┌─ Available records

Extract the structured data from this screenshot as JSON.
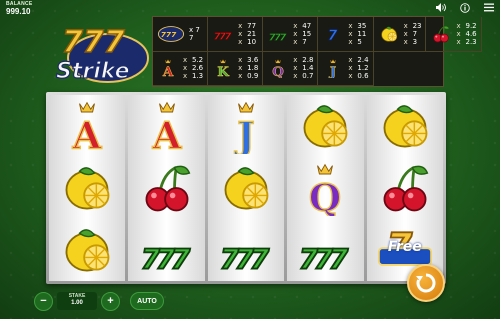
{
  "balance": {
    "label": "BALANCE",
    "value": "999.10"
  },
  "top_icons": [
    "speaker-icon",
    "info-icon",
    "menu-icon"
  ],
  "logo": {
    "text_top": "777",
    "text_bottom": "Strike"
  },
  "paytable": [
    {
      "symbol": "wild-777-logo",
      "pays": [
        [
          "",
          "7"
        ],
        [
          "",
          "7"
        ],
        [
          "",
          ""
        ]
      ],
      "first_line": "x 7 7"
    },
    {
      "symbol": "red-777",
      "pays": [
        [
          "x",
          "77"
        ],
        [
          "x",
          "21"
        ],
        [
          "x",
          "10"
        ]
      ]
    },
    {
      "symbol": "green-777",
      "pays": [
        [
          "x",
          "47"
        ],
        [
          "x",
          "15"
        ],
        [
          "x",
          "7"
        ]
      ]
    },
    {
      "symbol": "blue-7",
      "pays": [
        [
          "x",
          "35"
        ],
        [
          "x",
          "11"
        ],
        [
          "x",
          "5"
        ]
      ]
    },
    {
      "symbol": "lemon",
      "pays": [
        [
          "x",
          "23"
        ],
        [
          "x",
          "7"
        ],
        [
          "x",
          "3"
        ]
      ]
    },
    {
      "symbol": "cherry",
      "pays": [
        [
          "x",
          "9.2"
        ],
        [
          "x",
          "4.6"
        ],
        [
          "x",
          "2.3"
        ]
      ]
    },
    {
      "symbol": "letter-a",
      "pays": [
        [
          "x",
          "5.2"
        ],
        [
          "x",
          "2.6"
        ],
        [
          "x",
          "1.3"
        ]
      ]
    },
    {
      "symbol": "letter-k",
      "pays": [
        [
          "x",
          "3.6"
        ],
        [
          "x",
          "1.8"
        ],
        [
          "x",
          "0.9"
        ]
      ]
    },
    {
      "symbol": "letter-q",
      "pays": [
        [
          "x",
          "2.8"
        ],
        [
          "x",
          "1.4"
        ],
        [
          "x",
          "0.7"
        ]
      ]
    },
    {
      "symbol": "letter-j",
      "pays": [
        [
          "x",
          "2.4"
        ],
        [
          "x",
          "1.2"
        ],
        [
          "x",
          "0.6"
        ]
      ]
    }
  ],
  "reels": [
    [
      "A",
      "lemon",
      "lemon"
    ],
    [
      "A",
      "cherry",
      "777"
    ],
    [
      "J",
      "lemon",
      "777"
    ],
    [
      "lemon",
      "Q",
      "777"
    ],
    [
      "lemon",
      "cherry",
      "free"
    ]
  ],
  "free_text": "Free",
  "stake": {
    "label": "STAKE",
    "value": "1.00"
  },
  "controls": {
    "minus": "−",
    "plus": "+",
    "auto": "AUTO"
  }
}
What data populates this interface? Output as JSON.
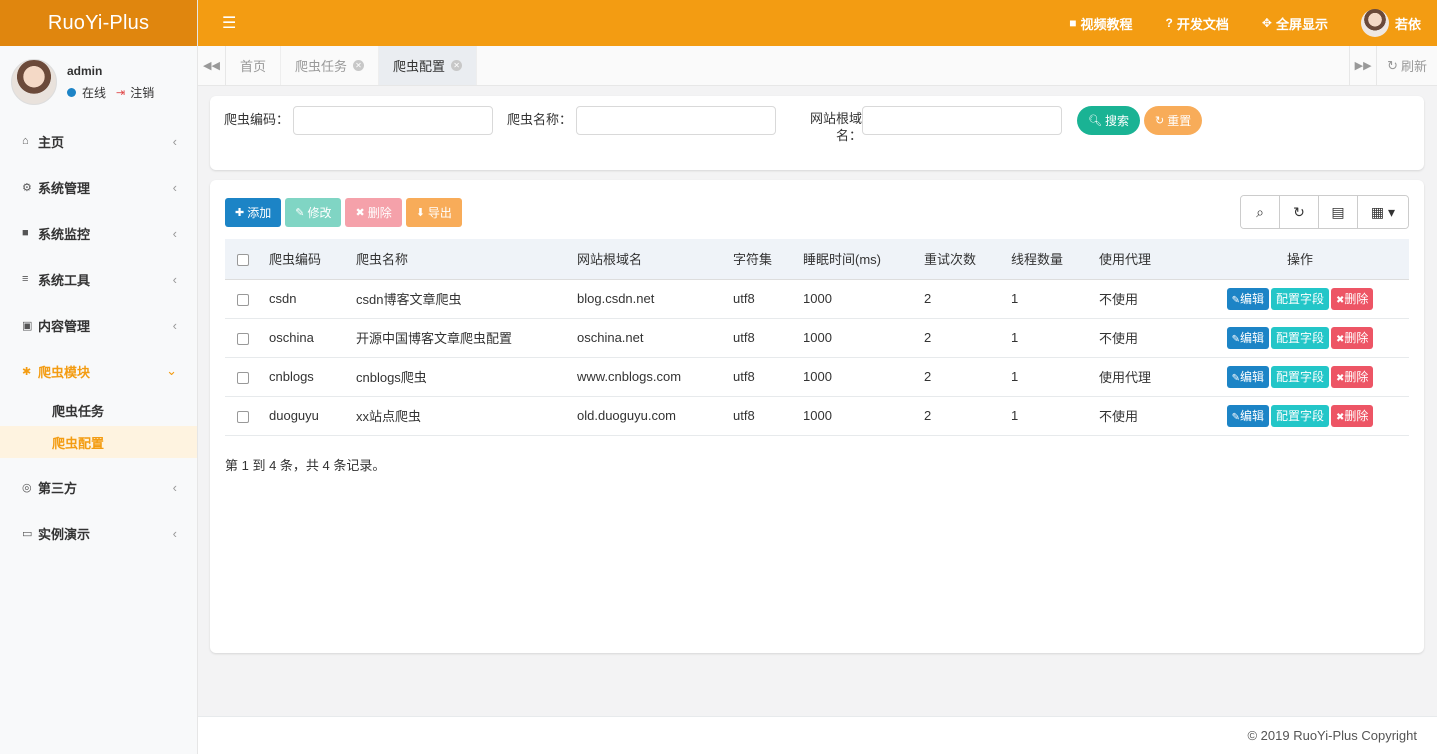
{
  "app": {
    "title": "RuoYi-Plus"
  },
  "user": {
    "name": "admin",
    "status": "在线",
    "logout": "注销"
  },
  "sidebar": {
    "items": [
      {
        "label": "主页",
        "icon": "home-icon"
      },
      {
        "label": "系统管理",
        "icon": "gear-icon"
      },
      {
        "label": "系统监控",
        "icon": "video-icon"
      },
      {
        "label": "系统工具",
        "icon": "bars-icon"
      },
      {
        "label": "内容管理",
        "icon": "card-icon"
      },
      {
        "label": "爬虫模块",
        "icon": "bug-icon"
      },
      {
        "label": "第三方",
        "icon": "lifering-icon"
      },
      {
        "label": "实例演示",
        "icon": "desktop-icon"
      }
    ],
    "submenu": [
      {
        "label": "爬虫任务"
      },
      {
        "label": "爬虫配置"
      }
    ]
  },
  "topbar": {
    "links": [
      {
        "label": "视频教程",
        "icon": "video-icon"
      },
      {
        "label": "开发文档",
        "icon": "question-icon"
      },
      {
        "label": "全屏显示",
        "icon": "fullscreen-icon"
      }
    ],
    "user": "若依"
  },
  "tabs": {
    "items": [
      {
        "label": "首页"
      },
      {
        "label": "爬虫任务"
      },
      {
        "label": "爬虫配置"
      }
    ],
    "refresh": "刷新"
  },
  "search": {
    "code_label": "爬虫编码：",
    "name_label": "爬虫名称：",
    "domain_label": "网站根域名：",
    "search_btn": "搜索",
    "reset_btn": "重置"
  },
  "toolbar": {
    "add": "添加",
    "edit": "修改",
    "delete": "删除",
    "export": "导出"
  },
  "table": {
    "columns": [
      "爬虫编码",
      "爬虫名称",
      "网站根域名",
      "字符集",
      "睡眠时间(ms)",
      "重试次数",
      "线程数量",
      "使用代理",
      "操作"
    ],
    "rows": [
      {
        "code": "csdn",
        "name": "csdn博客文章爬虫",
        "domain": "blog.csdn.net",
        "charset": "utf8",
        "sleep": "1000",
        "retry": "2",
        "threads": "1",
        "proxy": "不使用"
      },
      {
        "code": "oschina",
        "name": "开源中国博客文章爬虫配置",
        "domain": "oschina.net",
        "charset": "utf8",
        "sleep": "1000",
        "retry": "2",
        "threads": "1",
        "proxy": "不使用"
      },
      {
        "code": "cnblogs",
        "name": "cnblogs爬虫",
        "domain": "www.cnblogs.com",
        "charset": "utf8",
        "sleep": "1000",
        "retry": "2",
        "threads": "1",
        "proxy": "使用代理"
      },
      {
        "code": "duoguyu",
        "name": "xx站点爬虫",
        "domain": "old.duoguyu.com",
        "charset": "utf8",
        "sleep": "1000",
        "retry": "2",
        "threads": "1",
        "proxy": "不使用"
      }
    ],
    "actions": {
      "edit": "编辑",
      "config": "配置字段",
      "delete": "删除"
    },
    "summary": "第 1 到 4 条，共 4 条记录。"
  },
  "footer": {
    "copyright": "© 2019 RuoYi-Plus Copyright"
  },
  "colors": {
    "brand": "#f39c12",
    "brand_dark": "#e0860e",
    "primary": "#1c84c6",
    "success": "#1ab394",
    "danger": "#ed5565",
    "info": "#23c6c8",
    "warning": "#f8ac59"
  }
}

└─

## Goal:
Write out the data precisely as given, excluding the pictures.

## Answer to this exercise:
Extract the structured data from this screenshot as JSON.
{
  "balance": {
    "label": "BALANCE",
    "value": "999.10"
  },
  "top_icons": [
    "speaker-icon",
    "info-icon",
    "menu-icon"
  ],
  "logo": {
    "text_top": "777",
    "text_bottom": "Strike"
  },
  "paytable": [
    {
      "symbol": "wild-777-logo",
      "pays": [
        [
          "",
          "7"
        ],
        [
          "",
          "7"
        ],
        [
          "",
          ""
        ]
      ],
      "first_line": "x 7 7"
    },
    {
      "symbol": "red-777",
      "pays": [
        [
          "x",
          "77"
        ],
        [
          "x",
          "21"
        ],
        [
          "x",
          "10"
        ]
      ]
    },
    {
      "symbol": "green-777",
      "pays": [
        [
          "x",
          "47"
        ],
        [
          "x",
          "15"
        ],
        [
          "x",
          "7"
        ]
      ]
    },
    {
      "symbol": "blue-7",
      "pays": [
        [
          "x",
          "35"
        ],
        [
          "x",
          "11"
        ],
        [
          "x",
          "5"
        ]
      ]
    },
    {
      "symbol": "lemon",
      "pays": [
        [
          "x",
          "23"
        ],
        [
          "x",
          "7"
        ],
        [
          "x",
          "3"
        ]
      ]
    },
    {
      "symbol": "cherry",
      "pays": [
        [
          "x",
          "9.2"
        ],
        [
          "x",
          "4.6"
        ],
        [
          "x",
          "2.3"
        ]
      ]
    },
    {
      "symbol": "letter-a",
      "pays": [
        [
          "x",
          "5.2"
        ],
        [
          "x",
          "2.6"
        ],
        [
          "x",
          "1.3"
        ]
      ]
    },
    {
      "symbol": "letter-k",
      "pays": [
        [
          "x",
          "3.6"
        ],
        [
          "x",
          "1.8"
        ],
        [
          "x",
          "0.9"
        ]
      ]
    },
    {
      "symbol": "letter-q",
      "pays": [
        [
          "x",
          "2.8"
        ],
        [
          "x",
          "1.4"
        ],
        [
          "x",
          "0.7"
        ]
      ]
    },
    {
      "symbol": "letter-j",
      "pays": [
        [
          "x",
          "2.4"
        ],
        [
          "x",
          "1.2"
        ],
        [
          "x",
          "0.6"
        ]
      ]
    }
  ],
  "reels": [
    [
      "A",
      "lemon",
      "lemon"
    ],
    [
      "A",
      "cherry",
      "777"
    ],
    [
      "J",
      "lemon",
      "777"
    ],
    [
      "lemon",
      "Q",
      "777"
    ],
    [
      "lemon",
      "cherry",
      "free"
    ]
  ],
  "free_text": "Free",
  "stake": {
    "label": "STAKE",
    "value": "1.00"
  },
  "controls": {
    "minus": "−",
    "plus": "+",
    "auto": "AUTO"
  }
}
What data populates this interface? Output as JSON.
{
  "app": {
    "title": "RuoYi-Plus"
  },
  "user": {
    "name": "admin",
    "status": "在线",
    "logout": "注销"
  },
  "sidebar": {
    "items": [
      {
        "label": "主页",
        "icon": "home-icon"
      },
      {
        "label": "系统管理",
        "icon": "gear-icon"
      },
      {
        "label": "系统监控",
        "icon": "video-icon"
      },
      {
        "label": "系统工具",
        "icon": "bars-icon"
      },
      {
        "label": "内容管理",
        "icon": "card-icon"
      },
      {
        "label": "爬虫模块",
        "icon": "bug-icon"
      },
      {
        "label": "第三方",
        "icon": "lifering-icon"
      },
      {
        "label": "实例演示",
        "icon": "desktop-icon"
      }
    ],
    "submenu": [
      {
        "label": "爬虫任务"
      },
      {
        "label": "爬虫配置"
      }
    ]
  },
  "topbar": {
    "links": [
      {
        "label": "视频教程",
        "icon": "video-icon"
      },
      {
        "label": "开发文档",
        "icon": "question-icon"
      },
      {
        "label": "全屏显示",
        "icon": "fullscreen-icon"
      }
    ],
    "user": "若依"
  },
  "tabs": {
    "items": [
      {
        "label": "首页"
      },
      {
        "label": "爬虫任务"
      },
      {
        "label": "爬虫配置"
      }
    ],
    "refresh": "刷新"
  },
  "search": {
    "code_label": "爬虫编码：",
    "name_label": "爬虫名称：",
    "domain_label": "网站根域名：",
    "search_btn": "搜索",
    "reset_btn": "重置"
  },
  "toolbar": {
    "add": "添加",
    "edit": "修改",
    "delete": "删除",
    "export": "导出"
  },
  "table": {
    "columns": [
      "爬虫编码",
      "爬虫名称",
      "网站根域名",
      "字符集",
      "睡眠时间(ms)",
      "重试次数",
      "线程数量",
      "使用代理",
      "操作"
    ],
    "rows": [
      {
        "code": "csdn",
        "name": "csdn博客文章爬虫",
        "domain": "blog.csdn.net",
        "charset": "utf8",
        "sleep": "1000",
        "retry": "2",
        "threads": "1",
        "proxy": "不使用"
      },
      {
        "code": "oschina",
        "name": "开源中国博客文章爬虫配置",
        "domain": "oschina.net",
        "charset": "utf8",
        "sleep": "1000",
        "retry": "2",
        "threads": "1",
        "proxy": "不使用"
      },
      {
        "code": "cnblogs",
        "name": "cnblogs爬虫",
        "domain": "www.cnblogs.com",
        "charset": "utf8",
        "sleep": "1000",
        "retry": "2",
        "threads": "1",
        "proxy": "使用代理"
      },
      {
        "code": "duoguyu",
        "name": "xx站点爬虫",
        "domain": "old.duoguyu.com",
        "charset": "utf8",
        "sleep": "1000",
        "retry": "2",
        "threads": "1",
        "proxy": "不使用"
      }
    ],
    "actions": {
      "edit": "编辑",
      "config": "配置字段",
      "delete": "删除"
    },
    "summary": "第 1 到 4 条，共 4 条记录。"
  },
  "footer": {
    "copyright": "© 2019 RuoYi-Plus Copyright"
  },
  "colors": {
    "brand": "#f39c12",
    "brand_dark": "#e0860e",
    "primary": "#1c84c6",
    "success": "#1ab394",
    "danger": "#ed5565",
    "info": "#23c6c8",
    "warning": "#f8ac59"
  }
}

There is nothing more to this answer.